== INFORMATION SHOWN ==
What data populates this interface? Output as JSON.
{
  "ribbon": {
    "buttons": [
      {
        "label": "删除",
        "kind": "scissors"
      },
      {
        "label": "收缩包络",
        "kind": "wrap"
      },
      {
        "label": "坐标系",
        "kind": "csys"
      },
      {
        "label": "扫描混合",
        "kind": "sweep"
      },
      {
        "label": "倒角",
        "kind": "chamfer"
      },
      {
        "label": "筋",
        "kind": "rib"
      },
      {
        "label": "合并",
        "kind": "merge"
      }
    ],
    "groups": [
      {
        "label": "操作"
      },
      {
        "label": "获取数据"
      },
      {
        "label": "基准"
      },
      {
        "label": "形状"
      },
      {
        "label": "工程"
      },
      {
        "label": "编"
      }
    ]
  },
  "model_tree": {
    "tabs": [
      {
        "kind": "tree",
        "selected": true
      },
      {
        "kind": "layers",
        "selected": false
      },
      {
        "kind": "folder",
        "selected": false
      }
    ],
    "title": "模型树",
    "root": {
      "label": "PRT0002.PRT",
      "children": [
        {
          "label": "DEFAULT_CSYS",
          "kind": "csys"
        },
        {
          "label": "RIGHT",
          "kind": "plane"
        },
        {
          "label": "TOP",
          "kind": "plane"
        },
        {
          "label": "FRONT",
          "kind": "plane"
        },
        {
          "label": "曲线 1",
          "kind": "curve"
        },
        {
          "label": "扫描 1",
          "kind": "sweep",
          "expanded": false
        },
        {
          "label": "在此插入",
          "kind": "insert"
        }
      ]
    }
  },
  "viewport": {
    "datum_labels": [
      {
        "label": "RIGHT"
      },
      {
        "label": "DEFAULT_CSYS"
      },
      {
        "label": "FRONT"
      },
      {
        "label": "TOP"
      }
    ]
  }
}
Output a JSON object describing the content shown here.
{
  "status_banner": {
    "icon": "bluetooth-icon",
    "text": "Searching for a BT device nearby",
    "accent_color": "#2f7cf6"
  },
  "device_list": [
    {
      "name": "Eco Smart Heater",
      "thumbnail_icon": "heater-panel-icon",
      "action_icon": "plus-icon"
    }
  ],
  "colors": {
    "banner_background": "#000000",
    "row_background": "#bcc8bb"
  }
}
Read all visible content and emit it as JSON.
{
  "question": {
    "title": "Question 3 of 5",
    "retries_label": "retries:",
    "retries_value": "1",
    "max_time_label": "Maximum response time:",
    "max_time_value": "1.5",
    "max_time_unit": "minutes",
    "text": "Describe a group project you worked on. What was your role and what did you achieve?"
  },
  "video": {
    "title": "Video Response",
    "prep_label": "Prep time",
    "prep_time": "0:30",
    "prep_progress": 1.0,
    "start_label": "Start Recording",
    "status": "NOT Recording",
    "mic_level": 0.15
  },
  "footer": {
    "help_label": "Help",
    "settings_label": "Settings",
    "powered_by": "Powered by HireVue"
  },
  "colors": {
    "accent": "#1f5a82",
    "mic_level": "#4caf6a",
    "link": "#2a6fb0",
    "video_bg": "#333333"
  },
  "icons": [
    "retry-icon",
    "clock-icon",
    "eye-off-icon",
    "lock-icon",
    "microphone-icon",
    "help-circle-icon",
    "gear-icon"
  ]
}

== YOUR INSTRUCTIONS ==
Every entry must be output again, exactly as written above.

== WRITTEN SOLUTION ==
What data populates this interface? Output as JSON.
{
  "ribbon": {
    "buttons": [
      {
        "label": "删除",
        "kind": "scissors"
      },
      {
        "label": "收缩包络",
        "kind": "wrap"
      },
      {
        "label": "坐标系",
        "kind": "csys"
      },
      {
        "label": "扫描混合",
        "kind": "sweep"
      },
      {
        "label": "倒角",
        "kind": "chamfer"
      },
      {
        "label": "筋",
        "kind": "rib"
      },
      {
        "label": "合并",
        "kind": "merge"
      }
    ],
    "groups": [
      {
        "label": "操作"
      },
      {
        "label": "获取数据"
      },
      {
        "label": "基准"
      },
      {
        "label": "形状"
      },
      {
        "label": "工程"
      },
      {
        "label": "编"
      }
    ]
  },
  "model_tree": {
    "tabs": [
      {
        "kind": "tree",
        "selected": true
      },
      {
        "kind": "layers",
        "selected": false
      },
      {
        "kind": "folder",
        "selected": false
      }
    ],
    "title": "模型树",
    "root": {
      "label": "PRT0002.PRT",
      "children": [
        {
          "label": "DEFAULT_CSYS",
          "kind": "csys"
        },
        {
          "label": "RIGHT",
          "kind": "plane"
        },
        {
          "label": "TOP",
          "kind": "plane"
        },
        {
          "label": "FRONT",
          "kind": "plane"
        },
        {
          "label": "曲线 1",
          "kind": "curve"
        },
        {
          "label": "扫描 1",
          "kind": "sweep",
          "expanded": false
        },
        {
          "label": "在此插入",
          "kind": "insert"
        }
      ]
    }
  },
  "viewport": {
    "datum_labels": [
      {
        "label": "RIGHT"
      },
      {
        "label": "DEFAULT_CSYS"
      },
      {
        "label": "FRONT"
      },
      {
        "label": "TOP"
      }
    ]
  }
}
Output a JSON object describing the content shown here.
{
  "status_banner": {
    "icon": "bluetooth-icon",
    "text": "Searching for a BT device nearby",
    "accent_color": "#2f7cf6"
  },
  "device_list": [
    {
      "name": "Eco Smart Heater",
      "thumbnail_icon": "heater-panel-icon",
      "action_icon": "plus-icon"
    }
  ],
  "colors": {
    "banner_background": "#000000",
    "row_background": "#bcc8bb"
  }
}
Read all visible content and emit it as JSON.
{
  "question": {
    "title": "Question 3 of 5",
    "retries_label": "retries:",
    "retries_value": "1",
    "max_time_label": "Maximum response time:",
    "max_time_value": "1.5",
    "max_time_unit": "minutes",
    "text": "Describe a group project you worked on. What was your role and what did you achieve?"
  },
  "video": {
    "title": "Video Response",
    "prep_label": "Prep time",
    "prep_time": "0:30",
    "prep_progress": 1.0,
    "start_label": "Start Recording",
    "status": "NOT Recording",
    "mic_level": 0.15
  },
  "footer": {
    "help_label": "Help",
    "settings_label": "Settings",
    "powered_by": "Powered by HireVue"
  },
  "colors": {
    "accent": "#1f5a82",
    "mic_level": "#4caf6a",
    "link": "#2a6fb0",
    "video_bg": "#333333"
  },
  "icons": [
    "retry-icon",
    "clock-icon",
    "eye-off-icon",
    "lock-icon",
    "microphone-icon",
    "help-circle-icon",
    "gear-icon"
  ]
}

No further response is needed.